▸ 取り組む課題:
A) 給湯器についての本文から、「電気によって水を温める電気給湯器は、電気温水器とも呼ばれます。」からその語句も含めて「湯を使う時に貯湯タンクから給湯されます。」までの部分を、一字も変えずに書き出してください。
B) 給湯器についての本文と照らして、次の(i)から(iii)が本文の内容と合っているかを「はい」か「いいえ」で答え、それぞれ判断の決め手となる本文の語句をそのまま引用してください。(i) ガス給湯器は停電時にも使用できる。(ii) 石油給湯器は温める速度が早いため寒冷地に向いている。(iii) 電気給湯器には基本的に瞬間式が採用されている。

▸ 提供本文:
----------------------------------------
また、お湯を使う際に沸かすのでお湯を溜めるタンクが必要なく、設置スペースをとりません。

貯湯式

貯湯式はタンクに水を貯めてから沸かす構造で、使うときに貯湯タンクから給湯されます。
タンクにお湯を貯めるため、災害時に水が止まった場合でも利用可能で、電気代の安い深夜に沸かすことができるなどのメリットがありますが、お湯を溜めるタンクを設置するためのスペースの確保が必要です。
また、基本的に貯湯タンクに高温の状態で保存するため、タンク容量より多くのお湯を使うことができますが、使用量が多くなると湯切れを起こします。

浴室シャワー

給湯器の種類

給湯器は、お湯を沸かすエネルギーによって性能や稼働方法、コストなどが異なります。
現在使われているエネルギーは、ガス、電気、石油が主流で、それぞれに特徴があります。

ガス給湯器

ガス給湯器は、都市ガスやプロパンガスを燃焼することで水を温める給湯器で、現在給湯器の中で最も普及しています。
ガス給湯器でお湯を沸かすためには水・ガス・電気が必要で、停電時には使用できません。
ガスを燃やすことによって金属のパイプが加熱され、そのパイプを通る水が温められてお湯になる仕組みになっていて、基本的に瞬間式が採用されています。

メリット ・設置スペースをとらない
・設置コストが比較的安い
・交換費用も安く使いやすい
・お湯切れが起こらない
デメリット ・ランニングコストが高い
・ガス漏れのリスクがある
・運転音が大きい
・災害時に使用不可

石油給湯器

石油(灯油)を燃焼させることで水を温める石油給湯器は、温める速度が早いため寒冷地に向いています。
石油給湯器は比較的ランニングコストが安く、寒冷地に多いパネルヒーターや温水式床暖房を使用しているご家庭では、より節約効果が高くなります。
瞬間式と貯湯式がありますが現在は瞬間式が主流で、基本的にガス給湯器と同じ仕組みです。

メリット ・湯沸しの能力が高い
・ランニングコストが安い
・お湯切れが起こらない
デメリット ・石油の補充が必要
・価格変動でコストが変わりやすい
・災害時に使用不可

電気給湯器

電気によって水を温める電気給湯器は、電気温水器とも呼ばれます。
電気給湯器には、金属に電気を流して発熱させる電熱ヒーターを利用するものと、高温から低温に移動する熱の性質を利用して加熱や冷却をおこなう熱交換器を利用するものの2種類の仕組みがあります。
基本的に貯湯式が採用されており、電気代が安い深夜に高温の状態でタンク内にお湯を貯め、お風呂やシャワー、キッチン、洗面などでお湯を使う時に貯湯タンクから給湯されます。
----------------------------------------
[項目の位置情報]
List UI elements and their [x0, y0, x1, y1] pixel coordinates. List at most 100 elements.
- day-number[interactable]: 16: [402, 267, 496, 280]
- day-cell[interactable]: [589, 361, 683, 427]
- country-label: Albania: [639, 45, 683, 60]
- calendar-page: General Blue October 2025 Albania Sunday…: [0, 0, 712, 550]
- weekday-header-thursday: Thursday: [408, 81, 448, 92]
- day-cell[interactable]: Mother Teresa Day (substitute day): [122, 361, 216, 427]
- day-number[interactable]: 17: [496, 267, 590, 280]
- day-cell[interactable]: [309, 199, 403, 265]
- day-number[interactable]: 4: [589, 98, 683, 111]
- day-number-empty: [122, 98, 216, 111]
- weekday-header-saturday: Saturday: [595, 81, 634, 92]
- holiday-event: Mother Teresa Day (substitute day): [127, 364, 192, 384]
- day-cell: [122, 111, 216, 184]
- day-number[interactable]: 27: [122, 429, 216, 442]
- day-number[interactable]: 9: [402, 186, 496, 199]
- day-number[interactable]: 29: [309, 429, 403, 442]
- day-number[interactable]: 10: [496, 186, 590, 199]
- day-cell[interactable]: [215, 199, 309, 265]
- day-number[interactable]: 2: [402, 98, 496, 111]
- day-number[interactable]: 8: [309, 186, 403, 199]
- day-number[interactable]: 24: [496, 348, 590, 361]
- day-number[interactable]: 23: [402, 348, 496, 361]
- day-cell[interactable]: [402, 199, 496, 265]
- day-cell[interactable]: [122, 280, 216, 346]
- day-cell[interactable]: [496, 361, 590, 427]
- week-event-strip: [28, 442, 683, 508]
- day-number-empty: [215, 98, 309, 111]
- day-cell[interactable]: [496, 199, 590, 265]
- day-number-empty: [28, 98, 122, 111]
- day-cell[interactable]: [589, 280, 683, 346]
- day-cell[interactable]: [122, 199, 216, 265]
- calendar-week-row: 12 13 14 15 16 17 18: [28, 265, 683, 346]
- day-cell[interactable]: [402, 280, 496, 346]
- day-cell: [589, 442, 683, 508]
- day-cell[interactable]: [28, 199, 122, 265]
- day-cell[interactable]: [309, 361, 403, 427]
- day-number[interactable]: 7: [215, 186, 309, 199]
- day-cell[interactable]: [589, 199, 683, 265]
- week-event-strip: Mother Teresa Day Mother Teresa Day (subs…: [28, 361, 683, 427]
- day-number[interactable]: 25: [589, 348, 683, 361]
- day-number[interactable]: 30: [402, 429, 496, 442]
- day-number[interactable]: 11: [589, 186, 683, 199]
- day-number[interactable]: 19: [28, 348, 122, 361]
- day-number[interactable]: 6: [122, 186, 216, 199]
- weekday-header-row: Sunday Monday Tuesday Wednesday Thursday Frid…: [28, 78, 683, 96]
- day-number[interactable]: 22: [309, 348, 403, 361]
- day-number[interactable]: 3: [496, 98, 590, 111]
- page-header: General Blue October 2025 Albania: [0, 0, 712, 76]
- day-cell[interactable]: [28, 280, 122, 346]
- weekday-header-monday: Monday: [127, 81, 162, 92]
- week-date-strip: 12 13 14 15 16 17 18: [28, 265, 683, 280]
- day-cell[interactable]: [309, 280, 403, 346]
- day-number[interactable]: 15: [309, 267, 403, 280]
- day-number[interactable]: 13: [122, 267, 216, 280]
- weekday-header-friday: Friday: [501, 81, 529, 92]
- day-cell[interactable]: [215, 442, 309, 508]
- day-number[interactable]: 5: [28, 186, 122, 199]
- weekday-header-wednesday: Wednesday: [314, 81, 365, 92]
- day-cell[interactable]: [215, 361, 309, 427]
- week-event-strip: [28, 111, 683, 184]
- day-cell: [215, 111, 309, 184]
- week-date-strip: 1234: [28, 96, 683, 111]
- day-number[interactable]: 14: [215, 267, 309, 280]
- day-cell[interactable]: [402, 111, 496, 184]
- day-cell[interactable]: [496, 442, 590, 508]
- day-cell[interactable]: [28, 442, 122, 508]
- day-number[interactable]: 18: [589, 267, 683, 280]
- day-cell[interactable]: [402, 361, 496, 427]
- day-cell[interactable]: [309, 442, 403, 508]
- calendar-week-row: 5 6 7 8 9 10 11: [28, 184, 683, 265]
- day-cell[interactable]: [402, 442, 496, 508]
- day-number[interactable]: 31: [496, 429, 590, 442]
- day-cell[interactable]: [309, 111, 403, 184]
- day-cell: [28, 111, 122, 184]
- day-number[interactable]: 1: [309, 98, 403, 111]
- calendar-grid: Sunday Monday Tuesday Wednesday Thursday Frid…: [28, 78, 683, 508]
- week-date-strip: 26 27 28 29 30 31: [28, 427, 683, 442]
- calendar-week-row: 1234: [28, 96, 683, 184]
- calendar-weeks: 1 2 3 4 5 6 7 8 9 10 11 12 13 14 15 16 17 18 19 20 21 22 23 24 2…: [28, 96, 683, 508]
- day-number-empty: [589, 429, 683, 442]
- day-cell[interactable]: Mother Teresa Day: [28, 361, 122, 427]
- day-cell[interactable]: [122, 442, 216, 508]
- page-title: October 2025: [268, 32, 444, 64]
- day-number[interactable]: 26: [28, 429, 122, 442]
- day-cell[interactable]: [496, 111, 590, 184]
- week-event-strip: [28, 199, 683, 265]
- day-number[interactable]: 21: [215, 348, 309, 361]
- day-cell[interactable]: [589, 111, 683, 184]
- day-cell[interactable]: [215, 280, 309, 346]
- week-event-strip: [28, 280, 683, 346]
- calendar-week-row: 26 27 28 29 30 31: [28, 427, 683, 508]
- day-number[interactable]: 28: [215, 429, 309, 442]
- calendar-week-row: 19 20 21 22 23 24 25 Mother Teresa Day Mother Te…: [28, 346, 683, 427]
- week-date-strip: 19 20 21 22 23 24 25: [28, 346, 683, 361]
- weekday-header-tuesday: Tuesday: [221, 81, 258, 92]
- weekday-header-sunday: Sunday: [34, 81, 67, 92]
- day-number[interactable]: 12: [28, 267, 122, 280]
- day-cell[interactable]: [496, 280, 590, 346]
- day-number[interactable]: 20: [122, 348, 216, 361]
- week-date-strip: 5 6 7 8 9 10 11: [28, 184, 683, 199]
----------------------------------------
▸ 問題の解答:
A)
電気によって水を温める電気給湯器は、電気温水器とも呼ばれます。
電気給湯器には、金属に電気を流して発熱させる電熱ヒーターを利用するものと、高温から低温に移動する熱の性質を利用して加熱や冷却をおこなう熱交換器を利用するものの2種類の仕組みがあります。
基本的に貯湯式が採用されており、電気代が安い深夜に高温の状態でタンク内にお湯を貯め、お風呂やシャワー、キッチン、洗面などでお湯を使う時に貯湯タンクから給湯されます。

B)
(i) いいえ。本文には「停電時には使用できません」とあります。
(ii) はい。本文には「温める速度が早いため寒冷地に向いています」とあります。
(iii) いいえ。本文には「基本的に貯湯式が採用されており」とあります。